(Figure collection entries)
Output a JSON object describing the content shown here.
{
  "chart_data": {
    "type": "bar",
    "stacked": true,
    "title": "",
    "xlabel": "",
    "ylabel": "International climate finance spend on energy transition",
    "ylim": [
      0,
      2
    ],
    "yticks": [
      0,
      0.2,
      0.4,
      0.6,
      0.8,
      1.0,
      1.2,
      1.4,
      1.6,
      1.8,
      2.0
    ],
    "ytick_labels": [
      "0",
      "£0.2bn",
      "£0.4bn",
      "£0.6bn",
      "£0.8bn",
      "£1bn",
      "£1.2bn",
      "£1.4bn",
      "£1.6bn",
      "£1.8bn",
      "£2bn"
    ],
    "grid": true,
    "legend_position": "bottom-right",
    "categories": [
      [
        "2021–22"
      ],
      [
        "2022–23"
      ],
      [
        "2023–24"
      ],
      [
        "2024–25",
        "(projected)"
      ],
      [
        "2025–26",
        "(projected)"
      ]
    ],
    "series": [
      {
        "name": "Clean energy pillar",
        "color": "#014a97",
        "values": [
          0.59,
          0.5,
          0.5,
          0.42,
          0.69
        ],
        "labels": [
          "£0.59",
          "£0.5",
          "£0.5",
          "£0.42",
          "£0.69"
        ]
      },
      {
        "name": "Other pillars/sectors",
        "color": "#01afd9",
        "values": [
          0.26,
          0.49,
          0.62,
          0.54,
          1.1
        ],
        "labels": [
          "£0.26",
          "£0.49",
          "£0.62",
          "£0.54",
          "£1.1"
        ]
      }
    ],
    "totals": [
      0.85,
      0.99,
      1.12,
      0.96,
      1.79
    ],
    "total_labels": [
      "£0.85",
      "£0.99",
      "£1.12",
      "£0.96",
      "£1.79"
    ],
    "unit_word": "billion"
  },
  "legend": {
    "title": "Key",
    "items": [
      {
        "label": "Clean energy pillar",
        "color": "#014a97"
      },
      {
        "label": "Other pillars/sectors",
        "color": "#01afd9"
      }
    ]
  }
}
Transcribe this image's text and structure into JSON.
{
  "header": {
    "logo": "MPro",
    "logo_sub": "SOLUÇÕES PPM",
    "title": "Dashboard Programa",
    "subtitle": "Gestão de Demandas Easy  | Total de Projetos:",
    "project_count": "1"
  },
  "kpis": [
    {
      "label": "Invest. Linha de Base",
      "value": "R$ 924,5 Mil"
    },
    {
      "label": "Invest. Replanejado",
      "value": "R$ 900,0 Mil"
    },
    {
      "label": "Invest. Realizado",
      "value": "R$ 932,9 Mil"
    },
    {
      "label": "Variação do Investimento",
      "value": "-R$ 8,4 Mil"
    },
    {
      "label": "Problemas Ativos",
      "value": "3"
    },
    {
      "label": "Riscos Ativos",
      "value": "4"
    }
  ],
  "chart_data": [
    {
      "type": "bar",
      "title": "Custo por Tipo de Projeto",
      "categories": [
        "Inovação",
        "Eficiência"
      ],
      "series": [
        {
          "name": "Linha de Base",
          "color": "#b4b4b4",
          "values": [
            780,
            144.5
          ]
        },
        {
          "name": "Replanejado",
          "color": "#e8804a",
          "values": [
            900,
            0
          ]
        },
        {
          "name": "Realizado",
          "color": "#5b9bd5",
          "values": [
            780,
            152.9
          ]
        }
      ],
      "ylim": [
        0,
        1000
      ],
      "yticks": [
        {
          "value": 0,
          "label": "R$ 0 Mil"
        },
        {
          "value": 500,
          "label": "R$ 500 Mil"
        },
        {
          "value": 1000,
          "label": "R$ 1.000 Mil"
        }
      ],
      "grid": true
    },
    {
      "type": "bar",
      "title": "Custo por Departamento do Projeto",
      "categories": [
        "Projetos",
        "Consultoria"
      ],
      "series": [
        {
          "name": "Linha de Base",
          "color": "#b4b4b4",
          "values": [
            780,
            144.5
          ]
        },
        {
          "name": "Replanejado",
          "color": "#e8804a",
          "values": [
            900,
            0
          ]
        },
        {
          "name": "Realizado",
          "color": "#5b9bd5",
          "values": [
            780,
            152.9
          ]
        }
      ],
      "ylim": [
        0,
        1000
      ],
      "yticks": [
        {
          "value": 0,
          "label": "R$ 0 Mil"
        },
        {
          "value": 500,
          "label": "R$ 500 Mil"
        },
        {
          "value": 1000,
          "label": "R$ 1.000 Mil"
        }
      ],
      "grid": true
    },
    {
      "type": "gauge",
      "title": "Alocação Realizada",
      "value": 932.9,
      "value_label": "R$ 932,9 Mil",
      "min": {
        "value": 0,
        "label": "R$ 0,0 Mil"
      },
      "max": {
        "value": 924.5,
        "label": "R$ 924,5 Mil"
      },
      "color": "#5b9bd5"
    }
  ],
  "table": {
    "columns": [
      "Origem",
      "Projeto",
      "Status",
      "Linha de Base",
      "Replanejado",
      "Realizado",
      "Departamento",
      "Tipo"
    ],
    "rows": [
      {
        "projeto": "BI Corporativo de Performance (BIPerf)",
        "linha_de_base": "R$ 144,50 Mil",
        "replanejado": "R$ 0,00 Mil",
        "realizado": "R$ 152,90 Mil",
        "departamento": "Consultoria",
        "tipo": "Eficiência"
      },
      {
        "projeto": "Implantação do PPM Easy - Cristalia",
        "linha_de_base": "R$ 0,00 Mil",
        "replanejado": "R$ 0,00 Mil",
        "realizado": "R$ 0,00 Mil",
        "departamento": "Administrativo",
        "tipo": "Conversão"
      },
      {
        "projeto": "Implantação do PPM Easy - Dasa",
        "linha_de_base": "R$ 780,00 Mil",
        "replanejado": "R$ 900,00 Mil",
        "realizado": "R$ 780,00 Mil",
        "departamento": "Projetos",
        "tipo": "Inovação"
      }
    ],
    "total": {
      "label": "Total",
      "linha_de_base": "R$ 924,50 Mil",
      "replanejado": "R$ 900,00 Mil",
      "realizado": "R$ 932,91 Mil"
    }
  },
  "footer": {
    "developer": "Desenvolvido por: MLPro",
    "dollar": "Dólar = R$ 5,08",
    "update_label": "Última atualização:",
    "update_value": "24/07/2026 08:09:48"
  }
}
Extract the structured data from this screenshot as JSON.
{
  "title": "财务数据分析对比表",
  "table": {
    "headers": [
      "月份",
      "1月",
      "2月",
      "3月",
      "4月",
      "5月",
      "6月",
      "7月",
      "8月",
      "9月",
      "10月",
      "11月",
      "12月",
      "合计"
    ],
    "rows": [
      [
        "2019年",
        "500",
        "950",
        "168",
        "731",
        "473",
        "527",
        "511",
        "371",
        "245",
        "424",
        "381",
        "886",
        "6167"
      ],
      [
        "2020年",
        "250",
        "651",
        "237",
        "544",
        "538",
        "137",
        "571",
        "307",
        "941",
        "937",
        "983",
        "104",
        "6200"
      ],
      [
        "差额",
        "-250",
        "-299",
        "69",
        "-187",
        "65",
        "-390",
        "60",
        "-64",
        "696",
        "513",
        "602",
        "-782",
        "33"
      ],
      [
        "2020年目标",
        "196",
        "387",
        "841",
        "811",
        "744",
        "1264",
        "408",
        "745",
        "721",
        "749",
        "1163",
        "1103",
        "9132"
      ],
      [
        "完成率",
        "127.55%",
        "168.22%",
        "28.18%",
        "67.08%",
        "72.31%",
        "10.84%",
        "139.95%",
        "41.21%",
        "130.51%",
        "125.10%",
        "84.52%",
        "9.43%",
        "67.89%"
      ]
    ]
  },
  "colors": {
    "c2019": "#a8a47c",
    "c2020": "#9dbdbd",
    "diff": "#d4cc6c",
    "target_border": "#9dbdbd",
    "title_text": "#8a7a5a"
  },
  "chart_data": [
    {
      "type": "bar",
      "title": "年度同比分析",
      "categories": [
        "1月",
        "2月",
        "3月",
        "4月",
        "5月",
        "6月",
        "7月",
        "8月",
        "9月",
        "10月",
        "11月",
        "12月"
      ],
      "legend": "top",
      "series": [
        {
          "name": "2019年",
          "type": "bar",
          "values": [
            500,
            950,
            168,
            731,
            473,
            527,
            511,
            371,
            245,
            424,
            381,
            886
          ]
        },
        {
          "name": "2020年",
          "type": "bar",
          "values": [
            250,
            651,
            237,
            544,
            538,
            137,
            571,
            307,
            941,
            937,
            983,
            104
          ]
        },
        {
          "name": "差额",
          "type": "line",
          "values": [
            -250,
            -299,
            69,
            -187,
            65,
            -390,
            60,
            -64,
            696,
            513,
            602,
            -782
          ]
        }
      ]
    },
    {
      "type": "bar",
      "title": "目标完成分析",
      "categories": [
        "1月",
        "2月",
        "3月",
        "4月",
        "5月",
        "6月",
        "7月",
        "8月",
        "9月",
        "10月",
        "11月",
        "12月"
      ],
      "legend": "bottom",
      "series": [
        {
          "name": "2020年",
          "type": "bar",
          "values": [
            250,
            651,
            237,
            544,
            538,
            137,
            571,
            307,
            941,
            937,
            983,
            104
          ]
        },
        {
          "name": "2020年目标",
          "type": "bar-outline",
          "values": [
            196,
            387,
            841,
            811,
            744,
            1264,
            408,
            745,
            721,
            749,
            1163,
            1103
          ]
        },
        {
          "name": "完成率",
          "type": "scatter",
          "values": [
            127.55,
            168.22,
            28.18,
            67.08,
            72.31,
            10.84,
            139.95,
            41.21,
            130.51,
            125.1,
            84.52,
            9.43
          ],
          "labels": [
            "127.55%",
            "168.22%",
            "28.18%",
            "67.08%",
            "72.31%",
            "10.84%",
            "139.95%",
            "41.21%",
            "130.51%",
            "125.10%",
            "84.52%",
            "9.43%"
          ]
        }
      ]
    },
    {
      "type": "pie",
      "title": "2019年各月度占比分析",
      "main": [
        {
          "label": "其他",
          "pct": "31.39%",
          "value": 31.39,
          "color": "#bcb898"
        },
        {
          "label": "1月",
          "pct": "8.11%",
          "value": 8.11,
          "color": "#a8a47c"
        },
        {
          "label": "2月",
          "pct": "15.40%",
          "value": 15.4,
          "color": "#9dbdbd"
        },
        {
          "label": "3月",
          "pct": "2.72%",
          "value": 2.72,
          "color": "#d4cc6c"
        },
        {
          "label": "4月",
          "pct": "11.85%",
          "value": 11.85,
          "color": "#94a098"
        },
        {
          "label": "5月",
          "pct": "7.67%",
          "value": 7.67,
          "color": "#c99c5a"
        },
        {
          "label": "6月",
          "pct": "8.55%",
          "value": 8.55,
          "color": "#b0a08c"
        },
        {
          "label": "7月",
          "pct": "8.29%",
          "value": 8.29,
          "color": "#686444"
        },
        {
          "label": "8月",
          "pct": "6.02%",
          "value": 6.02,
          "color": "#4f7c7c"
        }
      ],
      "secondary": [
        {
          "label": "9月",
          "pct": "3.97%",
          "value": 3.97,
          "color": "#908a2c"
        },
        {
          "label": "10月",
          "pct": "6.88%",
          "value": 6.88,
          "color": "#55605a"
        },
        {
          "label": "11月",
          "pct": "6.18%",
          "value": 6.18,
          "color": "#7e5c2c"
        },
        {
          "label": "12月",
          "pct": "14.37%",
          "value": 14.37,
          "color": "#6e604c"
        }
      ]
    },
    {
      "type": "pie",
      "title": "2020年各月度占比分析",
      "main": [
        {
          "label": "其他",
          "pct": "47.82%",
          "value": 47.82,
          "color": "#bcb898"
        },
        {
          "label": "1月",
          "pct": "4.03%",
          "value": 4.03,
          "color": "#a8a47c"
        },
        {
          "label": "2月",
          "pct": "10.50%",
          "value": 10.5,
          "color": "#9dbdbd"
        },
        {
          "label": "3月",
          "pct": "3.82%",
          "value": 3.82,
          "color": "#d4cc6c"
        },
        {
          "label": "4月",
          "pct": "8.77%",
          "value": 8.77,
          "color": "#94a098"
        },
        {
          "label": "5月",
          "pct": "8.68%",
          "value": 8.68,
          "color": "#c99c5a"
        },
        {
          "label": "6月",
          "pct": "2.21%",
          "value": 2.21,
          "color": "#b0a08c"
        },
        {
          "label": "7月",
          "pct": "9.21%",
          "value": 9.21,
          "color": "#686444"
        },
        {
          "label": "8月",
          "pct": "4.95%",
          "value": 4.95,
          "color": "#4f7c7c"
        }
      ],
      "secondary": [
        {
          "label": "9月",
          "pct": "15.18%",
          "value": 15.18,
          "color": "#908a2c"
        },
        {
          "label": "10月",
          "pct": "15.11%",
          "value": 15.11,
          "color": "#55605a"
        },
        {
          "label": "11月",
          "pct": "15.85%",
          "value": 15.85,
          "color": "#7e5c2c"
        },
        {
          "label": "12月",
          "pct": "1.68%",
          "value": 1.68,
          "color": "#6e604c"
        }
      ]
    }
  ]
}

Task prompt: In the records above, collect each line with "Clean".

Exercise result:
        "name": "Clean energy pillar",
        "label": "Clean energy pillar",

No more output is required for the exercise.